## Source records

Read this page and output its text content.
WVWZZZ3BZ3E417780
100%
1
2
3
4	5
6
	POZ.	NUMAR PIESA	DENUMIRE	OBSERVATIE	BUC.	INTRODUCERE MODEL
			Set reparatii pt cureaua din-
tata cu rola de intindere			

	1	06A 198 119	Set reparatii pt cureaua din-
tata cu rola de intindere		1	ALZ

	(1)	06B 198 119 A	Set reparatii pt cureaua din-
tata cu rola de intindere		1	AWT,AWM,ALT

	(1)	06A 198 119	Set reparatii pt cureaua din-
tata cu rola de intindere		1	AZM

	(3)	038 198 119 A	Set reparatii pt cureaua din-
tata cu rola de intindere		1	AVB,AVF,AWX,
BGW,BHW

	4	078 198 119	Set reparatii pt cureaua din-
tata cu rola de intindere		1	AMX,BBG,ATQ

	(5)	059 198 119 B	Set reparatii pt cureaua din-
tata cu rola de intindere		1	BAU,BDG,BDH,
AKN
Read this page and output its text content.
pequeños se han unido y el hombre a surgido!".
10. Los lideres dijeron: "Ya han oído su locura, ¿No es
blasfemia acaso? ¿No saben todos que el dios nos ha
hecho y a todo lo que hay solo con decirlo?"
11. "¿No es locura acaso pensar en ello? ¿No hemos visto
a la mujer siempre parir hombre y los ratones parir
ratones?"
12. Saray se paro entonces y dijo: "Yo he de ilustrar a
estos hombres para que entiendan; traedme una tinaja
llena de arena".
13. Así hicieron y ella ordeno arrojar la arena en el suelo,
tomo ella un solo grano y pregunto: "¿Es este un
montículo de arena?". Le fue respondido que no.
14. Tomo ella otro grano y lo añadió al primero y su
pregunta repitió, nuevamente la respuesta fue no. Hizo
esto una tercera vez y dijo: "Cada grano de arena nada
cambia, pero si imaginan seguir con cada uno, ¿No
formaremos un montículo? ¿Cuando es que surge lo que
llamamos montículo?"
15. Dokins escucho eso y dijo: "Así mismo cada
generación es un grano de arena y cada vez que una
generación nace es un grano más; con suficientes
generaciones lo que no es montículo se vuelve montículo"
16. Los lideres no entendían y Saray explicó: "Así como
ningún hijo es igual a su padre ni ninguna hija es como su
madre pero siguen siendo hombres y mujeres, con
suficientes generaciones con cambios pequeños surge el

## Given task
Restate every line of the data word for word.

## Exercise solution
Read this page and output its text content.
WVWZZZ3BZ3E417780
100%
1
2
3
4	5
6
	POZ.	NUMAR PIESA	DENUMIRE	OBSERVATIE	BUC.	INTRODUCERE MODEL
			Set reparatii pt cureaua din-
tata cu rola de intindere			

	1	06A 198 119	Set reparatii pt cureaua din-
tata cu rola de intindere		1	ALZ

	(1)	06B 198 119 A	Set reparatii pt cureaua din-
tata cu rola de intindere		1	AWT,AWM,ALT

	(1)	06A 198 119	Set reparatii pt cureaua din-
tata cu rola de intindere		1	AZM

	(3)	038 198 119 A	Set reparatii pt cureaua din-
tata cu rola de intindere		1	AVB,AVF,AWX,
BGW,BHW

	4	078 198 119	Set reparatii pt cureaua din-
tata cu rola de intindere		1	AMX,BBG,ATQ

	(5)	059 198 119 B	Set reparatii pt cureaua din-
tata cu rola de intindere		1	BAU,BDG,BDH,
AKN
Read this page and output its text content.
pequeños se han unido y el hombre a surgido!".
10. Los lideres dijeron: "Ya han oído su locura, ¿No es
blasfemia acaso? ¿No saben todos que el dios nos ha
hecho y a todo lo que hay solo con decirlo?"
11. "¿No es locura acaso pensar en ello? ¿No hemos visto
a la mujer siempre parir hombre y los ratones parir
ratones?"
12. Saray se paro entonces y dijo: "Yo he de ilustrar a
estos hombres para que entiendan; traedme una tinaja
llena de arena".
13. Así hicieron y ella ordeno arrojar la arena en el suelo,
tomo ella un solo grano y pregunto: "¿Es este un
montículo de arena?". Le fue respondido que no.
14. Tomo ella otro grano y lo añadió al primero y su
pregunta repitió, nuevamente la respuesta fue no. Hizo
esto una tercera vez y dijo: "Cada grano de arena nada
cambia, pero si imaginan seguir con cada uno, ¿No
formaremos un montículo? ¿Cuando es que surge lo que
llamamos montículo?"
15. Dokins escucho eso y dijo: "Así mismo cada
generación es un grano de arena y cada vez que una
generación nace es un grano más; con suficientes
generaciones lo que no es montículo se vuelve montículo"
16. Los lideres no entendían y Saray explicó: "Así como
ningún hijo es igual a su padre ni ninguna hija es como su
madre pero siguen siendo hombres y mujeres, con
suficientes generaciones con cambios pequeños surge el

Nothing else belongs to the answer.